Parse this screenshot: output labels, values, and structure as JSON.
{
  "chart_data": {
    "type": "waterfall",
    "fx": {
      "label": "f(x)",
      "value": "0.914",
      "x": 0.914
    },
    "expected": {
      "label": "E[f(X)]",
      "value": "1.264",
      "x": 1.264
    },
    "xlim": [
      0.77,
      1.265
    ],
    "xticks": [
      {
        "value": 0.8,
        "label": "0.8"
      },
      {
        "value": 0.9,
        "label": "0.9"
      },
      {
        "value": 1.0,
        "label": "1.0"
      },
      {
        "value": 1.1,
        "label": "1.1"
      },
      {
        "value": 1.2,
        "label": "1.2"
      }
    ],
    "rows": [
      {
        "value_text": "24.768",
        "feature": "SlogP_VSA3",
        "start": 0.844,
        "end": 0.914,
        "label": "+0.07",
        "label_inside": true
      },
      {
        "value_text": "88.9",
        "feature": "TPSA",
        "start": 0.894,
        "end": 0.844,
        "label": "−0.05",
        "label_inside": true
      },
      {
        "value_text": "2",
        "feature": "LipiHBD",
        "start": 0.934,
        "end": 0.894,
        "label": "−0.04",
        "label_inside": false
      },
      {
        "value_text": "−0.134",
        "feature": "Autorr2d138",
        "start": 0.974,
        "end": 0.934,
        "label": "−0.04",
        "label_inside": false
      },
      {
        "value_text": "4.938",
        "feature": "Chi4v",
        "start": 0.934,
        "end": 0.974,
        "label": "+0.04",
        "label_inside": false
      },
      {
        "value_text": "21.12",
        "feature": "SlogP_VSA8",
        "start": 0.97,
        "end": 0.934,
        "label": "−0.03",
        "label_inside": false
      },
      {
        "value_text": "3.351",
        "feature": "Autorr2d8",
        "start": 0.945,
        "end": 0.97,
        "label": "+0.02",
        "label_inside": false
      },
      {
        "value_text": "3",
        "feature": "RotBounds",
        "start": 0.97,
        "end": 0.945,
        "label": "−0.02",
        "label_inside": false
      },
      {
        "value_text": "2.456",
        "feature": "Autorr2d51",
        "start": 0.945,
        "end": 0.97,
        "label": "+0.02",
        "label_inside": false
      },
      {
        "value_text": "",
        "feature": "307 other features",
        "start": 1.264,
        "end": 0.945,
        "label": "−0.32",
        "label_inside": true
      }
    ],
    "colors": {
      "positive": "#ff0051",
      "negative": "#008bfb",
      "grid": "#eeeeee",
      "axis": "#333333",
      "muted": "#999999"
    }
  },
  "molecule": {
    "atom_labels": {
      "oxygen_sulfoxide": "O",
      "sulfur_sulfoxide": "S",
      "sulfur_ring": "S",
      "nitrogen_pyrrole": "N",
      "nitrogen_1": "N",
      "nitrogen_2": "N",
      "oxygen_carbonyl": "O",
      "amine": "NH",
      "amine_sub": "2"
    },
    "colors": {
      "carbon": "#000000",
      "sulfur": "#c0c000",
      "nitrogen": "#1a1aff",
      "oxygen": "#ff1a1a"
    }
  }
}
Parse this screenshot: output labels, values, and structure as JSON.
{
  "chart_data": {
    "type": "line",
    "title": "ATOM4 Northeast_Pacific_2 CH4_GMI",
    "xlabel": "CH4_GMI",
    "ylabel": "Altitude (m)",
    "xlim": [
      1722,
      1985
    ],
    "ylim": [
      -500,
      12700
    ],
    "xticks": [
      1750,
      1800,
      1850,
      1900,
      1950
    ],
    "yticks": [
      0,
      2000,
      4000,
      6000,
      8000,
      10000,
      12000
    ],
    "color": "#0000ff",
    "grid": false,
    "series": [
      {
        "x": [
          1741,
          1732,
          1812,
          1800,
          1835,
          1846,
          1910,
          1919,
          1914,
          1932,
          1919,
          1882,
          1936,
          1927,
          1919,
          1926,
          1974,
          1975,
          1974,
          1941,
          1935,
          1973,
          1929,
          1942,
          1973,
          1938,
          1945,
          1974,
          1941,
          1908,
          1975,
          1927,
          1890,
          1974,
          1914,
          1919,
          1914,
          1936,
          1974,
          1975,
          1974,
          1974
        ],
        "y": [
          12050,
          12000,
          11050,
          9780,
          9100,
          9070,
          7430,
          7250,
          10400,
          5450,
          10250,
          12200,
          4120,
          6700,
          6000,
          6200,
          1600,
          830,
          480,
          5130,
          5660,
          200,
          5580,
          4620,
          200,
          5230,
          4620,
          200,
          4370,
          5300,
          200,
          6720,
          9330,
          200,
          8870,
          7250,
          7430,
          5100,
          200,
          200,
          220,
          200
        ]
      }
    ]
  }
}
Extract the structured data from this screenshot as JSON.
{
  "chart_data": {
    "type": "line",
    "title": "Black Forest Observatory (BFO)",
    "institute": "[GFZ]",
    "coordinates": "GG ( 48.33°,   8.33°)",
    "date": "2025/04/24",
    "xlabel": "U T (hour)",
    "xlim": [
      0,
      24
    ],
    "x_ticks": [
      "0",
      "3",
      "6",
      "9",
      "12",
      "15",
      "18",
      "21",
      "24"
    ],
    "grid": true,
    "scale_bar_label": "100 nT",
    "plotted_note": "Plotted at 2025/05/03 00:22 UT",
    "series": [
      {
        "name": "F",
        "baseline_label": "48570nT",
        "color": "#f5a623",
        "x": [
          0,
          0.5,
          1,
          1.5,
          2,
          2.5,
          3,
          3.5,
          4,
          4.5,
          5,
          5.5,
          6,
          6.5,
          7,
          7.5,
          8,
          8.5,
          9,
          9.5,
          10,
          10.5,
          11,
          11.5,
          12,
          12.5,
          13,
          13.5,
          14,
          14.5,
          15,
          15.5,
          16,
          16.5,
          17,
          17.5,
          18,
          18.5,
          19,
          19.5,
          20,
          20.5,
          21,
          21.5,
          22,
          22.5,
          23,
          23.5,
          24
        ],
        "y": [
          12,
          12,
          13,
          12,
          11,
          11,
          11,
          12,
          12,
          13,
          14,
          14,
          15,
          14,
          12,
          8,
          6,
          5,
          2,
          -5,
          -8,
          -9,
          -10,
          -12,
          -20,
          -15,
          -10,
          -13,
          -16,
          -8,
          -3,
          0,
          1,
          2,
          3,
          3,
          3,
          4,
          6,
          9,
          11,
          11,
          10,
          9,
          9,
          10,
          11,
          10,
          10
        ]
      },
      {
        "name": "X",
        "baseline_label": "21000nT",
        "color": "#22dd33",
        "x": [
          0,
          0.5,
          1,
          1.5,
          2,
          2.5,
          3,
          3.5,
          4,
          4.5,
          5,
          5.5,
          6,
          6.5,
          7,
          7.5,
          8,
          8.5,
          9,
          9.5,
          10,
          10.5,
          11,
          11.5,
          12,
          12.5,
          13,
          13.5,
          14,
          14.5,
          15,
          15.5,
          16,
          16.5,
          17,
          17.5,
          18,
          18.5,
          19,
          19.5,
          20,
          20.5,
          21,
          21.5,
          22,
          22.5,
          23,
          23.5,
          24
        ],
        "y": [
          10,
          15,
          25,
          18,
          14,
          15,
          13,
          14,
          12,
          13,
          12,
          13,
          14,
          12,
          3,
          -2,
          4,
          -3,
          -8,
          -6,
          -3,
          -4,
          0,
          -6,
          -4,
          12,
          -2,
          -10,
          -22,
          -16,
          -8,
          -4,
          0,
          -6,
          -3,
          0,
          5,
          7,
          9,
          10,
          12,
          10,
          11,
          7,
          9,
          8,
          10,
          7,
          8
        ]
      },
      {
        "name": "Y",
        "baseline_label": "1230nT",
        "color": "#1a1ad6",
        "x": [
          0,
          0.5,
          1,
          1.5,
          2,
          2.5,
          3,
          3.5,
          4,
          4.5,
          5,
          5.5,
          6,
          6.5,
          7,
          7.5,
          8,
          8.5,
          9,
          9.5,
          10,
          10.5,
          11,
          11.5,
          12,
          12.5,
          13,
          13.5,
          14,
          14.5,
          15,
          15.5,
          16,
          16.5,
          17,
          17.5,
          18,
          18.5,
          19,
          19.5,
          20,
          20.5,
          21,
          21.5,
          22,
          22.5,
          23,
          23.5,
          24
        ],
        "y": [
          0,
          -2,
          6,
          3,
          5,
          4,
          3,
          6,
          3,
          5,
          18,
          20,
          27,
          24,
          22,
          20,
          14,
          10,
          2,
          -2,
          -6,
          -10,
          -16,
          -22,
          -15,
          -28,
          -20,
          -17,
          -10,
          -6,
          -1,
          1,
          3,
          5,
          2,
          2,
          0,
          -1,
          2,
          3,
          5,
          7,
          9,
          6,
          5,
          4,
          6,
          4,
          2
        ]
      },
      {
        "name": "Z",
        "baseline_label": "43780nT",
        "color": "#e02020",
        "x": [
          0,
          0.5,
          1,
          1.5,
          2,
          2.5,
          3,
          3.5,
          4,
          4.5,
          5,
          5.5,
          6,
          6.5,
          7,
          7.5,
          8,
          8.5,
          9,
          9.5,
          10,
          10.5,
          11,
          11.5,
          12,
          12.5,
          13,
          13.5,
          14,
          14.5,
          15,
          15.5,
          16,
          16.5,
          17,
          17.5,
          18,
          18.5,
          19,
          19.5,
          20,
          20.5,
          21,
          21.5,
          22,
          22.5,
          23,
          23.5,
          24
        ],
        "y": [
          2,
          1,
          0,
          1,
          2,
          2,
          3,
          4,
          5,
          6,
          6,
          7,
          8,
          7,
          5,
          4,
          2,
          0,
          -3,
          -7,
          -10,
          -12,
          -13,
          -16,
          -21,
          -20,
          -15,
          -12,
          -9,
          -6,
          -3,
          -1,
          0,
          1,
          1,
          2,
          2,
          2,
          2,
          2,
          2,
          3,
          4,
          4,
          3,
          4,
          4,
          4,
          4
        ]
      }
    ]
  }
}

◆ ◆ ◆

State how many lines of the records above contain "feature", with no words besides the number.

■ **COMPLETED EXERCISE**: 10